* [AIM] Pull each line holding the word "document" from the data.
======
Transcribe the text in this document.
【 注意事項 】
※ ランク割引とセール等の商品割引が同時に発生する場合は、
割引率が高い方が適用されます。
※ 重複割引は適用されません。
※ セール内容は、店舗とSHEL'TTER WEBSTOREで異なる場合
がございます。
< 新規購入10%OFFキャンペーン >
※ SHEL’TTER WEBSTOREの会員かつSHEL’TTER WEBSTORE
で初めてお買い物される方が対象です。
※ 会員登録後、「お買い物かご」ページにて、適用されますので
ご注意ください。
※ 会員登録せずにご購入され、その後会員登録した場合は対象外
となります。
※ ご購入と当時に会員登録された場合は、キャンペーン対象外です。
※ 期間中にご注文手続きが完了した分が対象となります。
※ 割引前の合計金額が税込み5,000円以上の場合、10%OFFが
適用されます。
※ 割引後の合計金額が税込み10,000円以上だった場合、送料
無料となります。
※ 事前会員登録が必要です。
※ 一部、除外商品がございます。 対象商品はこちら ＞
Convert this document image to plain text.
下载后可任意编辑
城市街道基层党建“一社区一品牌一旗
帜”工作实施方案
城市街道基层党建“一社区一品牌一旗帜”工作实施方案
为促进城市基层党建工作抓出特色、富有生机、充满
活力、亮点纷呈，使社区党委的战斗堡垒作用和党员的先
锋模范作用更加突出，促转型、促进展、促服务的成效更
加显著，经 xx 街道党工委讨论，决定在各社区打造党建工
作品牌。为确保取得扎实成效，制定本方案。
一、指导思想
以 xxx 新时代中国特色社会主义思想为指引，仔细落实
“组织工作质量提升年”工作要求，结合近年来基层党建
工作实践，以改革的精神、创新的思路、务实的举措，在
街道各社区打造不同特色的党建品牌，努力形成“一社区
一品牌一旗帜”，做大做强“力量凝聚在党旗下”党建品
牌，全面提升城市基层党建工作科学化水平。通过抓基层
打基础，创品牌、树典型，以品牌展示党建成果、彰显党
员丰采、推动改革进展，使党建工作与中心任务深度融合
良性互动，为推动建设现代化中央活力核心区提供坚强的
======
* [THE ANSWER]
Transcribe the text in this document.
Convert this document image to plain text.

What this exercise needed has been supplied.